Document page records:
=== Begin Enclosure ===
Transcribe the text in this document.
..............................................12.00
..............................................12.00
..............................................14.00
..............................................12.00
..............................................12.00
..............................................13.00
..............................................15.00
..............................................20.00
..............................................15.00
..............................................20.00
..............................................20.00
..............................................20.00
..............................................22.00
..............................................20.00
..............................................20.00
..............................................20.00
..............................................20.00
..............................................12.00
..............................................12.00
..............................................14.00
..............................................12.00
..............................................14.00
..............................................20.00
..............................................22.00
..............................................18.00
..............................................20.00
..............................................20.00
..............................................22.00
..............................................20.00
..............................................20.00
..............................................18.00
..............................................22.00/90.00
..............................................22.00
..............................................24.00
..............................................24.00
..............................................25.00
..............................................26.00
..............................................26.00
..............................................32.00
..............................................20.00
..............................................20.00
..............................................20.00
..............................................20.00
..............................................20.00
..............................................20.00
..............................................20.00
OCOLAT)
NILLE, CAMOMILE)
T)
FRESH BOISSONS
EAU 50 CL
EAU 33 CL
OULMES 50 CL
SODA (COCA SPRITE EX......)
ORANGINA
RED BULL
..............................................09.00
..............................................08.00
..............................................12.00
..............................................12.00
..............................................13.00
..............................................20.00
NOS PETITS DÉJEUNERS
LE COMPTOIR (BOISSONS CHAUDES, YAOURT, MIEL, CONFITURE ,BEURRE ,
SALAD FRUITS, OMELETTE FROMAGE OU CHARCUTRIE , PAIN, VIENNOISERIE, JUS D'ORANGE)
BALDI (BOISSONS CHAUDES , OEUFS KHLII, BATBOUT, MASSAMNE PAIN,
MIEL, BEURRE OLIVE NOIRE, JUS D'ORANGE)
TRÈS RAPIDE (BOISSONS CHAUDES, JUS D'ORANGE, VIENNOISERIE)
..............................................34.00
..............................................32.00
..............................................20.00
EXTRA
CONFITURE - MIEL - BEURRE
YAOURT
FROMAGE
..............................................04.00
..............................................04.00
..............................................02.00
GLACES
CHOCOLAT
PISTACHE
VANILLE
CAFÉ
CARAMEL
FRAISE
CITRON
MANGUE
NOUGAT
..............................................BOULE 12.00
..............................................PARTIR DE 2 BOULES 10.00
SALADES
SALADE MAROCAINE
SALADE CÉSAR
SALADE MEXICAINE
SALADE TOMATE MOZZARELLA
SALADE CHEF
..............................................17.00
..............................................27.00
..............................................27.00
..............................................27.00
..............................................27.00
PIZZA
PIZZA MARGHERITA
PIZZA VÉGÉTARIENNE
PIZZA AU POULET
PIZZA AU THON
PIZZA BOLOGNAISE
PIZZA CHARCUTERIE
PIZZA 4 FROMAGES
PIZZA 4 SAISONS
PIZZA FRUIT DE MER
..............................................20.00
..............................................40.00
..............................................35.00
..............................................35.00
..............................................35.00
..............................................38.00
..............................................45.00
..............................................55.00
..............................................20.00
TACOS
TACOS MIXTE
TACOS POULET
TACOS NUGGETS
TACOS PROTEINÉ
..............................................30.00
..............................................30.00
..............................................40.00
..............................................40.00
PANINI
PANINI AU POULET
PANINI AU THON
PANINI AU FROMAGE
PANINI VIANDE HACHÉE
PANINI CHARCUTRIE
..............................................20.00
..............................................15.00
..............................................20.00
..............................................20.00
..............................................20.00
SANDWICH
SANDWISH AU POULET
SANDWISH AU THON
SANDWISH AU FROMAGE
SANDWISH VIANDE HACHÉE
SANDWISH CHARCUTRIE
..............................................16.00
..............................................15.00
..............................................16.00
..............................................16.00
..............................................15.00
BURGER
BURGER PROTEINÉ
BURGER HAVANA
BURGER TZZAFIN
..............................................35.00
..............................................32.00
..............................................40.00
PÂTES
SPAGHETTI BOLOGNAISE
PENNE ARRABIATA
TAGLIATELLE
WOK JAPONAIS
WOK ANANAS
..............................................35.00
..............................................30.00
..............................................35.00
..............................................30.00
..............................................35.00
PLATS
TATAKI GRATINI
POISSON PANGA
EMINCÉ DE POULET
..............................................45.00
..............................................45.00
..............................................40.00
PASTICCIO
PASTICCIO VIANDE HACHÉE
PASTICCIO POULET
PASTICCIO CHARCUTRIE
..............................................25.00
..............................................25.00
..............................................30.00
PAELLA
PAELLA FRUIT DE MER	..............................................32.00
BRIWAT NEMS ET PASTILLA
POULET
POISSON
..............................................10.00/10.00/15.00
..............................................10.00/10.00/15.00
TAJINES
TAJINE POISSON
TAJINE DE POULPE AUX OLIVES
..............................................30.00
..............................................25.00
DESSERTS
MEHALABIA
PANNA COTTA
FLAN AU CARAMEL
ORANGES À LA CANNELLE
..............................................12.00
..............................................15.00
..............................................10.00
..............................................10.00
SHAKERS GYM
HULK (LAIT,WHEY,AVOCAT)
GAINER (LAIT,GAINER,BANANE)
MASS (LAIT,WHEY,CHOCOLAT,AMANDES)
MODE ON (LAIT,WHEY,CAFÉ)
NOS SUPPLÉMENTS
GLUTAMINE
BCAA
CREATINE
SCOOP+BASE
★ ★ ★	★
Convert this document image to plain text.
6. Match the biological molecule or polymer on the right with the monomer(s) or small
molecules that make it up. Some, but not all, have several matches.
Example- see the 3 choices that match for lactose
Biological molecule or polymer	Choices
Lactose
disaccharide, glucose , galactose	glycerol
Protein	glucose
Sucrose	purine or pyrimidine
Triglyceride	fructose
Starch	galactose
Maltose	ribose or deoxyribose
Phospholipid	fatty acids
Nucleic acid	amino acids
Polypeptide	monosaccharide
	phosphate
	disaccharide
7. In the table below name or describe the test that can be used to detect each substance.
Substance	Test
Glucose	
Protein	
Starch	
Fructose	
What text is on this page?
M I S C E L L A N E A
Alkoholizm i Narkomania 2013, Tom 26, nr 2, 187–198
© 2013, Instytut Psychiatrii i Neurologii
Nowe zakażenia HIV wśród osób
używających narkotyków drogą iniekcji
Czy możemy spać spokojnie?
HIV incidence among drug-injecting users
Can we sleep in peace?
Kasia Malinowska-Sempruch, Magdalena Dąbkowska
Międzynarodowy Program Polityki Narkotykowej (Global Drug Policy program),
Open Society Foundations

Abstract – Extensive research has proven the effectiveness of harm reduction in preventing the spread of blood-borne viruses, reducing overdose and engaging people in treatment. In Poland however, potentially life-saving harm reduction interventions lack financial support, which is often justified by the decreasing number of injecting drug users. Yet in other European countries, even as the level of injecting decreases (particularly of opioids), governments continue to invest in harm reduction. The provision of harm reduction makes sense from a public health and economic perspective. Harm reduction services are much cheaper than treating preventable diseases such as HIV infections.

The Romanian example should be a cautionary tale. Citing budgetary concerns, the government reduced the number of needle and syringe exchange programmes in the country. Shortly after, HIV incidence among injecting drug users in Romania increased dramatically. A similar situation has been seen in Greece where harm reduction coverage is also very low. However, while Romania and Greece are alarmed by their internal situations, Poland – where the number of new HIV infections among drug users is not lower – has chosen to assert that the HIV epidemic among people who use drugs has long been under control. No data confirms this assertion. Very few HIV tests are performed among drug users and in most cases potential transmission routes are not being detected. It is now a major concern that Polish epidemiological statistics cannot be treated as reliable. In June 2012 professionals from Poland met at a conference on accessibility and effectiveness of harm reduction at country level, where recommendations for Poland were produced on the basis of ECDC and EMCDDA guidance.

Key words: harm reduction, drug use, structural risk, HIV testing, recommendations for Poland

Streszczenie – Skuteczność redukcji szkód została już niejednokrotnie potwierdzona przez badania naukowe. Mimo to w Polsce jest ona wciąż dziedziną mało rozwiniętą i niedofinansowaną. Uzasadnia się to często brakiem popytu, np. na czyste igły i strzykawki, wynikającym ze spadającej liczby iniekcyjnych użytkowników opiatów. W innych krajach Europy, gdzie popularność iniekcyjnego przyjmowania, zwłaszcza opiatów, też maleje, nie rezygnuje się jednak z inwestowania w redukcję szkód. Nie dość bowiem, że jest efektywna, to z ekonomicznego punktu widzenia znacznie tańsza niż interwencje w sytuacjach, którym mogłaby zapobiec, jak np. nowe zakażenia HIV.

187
=== End Enclosure ===
ASSIGNED TASK >>
On how many lines above does the word "acids" appear? Answer with that figure only.

WRITTEN SOLUTION >>
2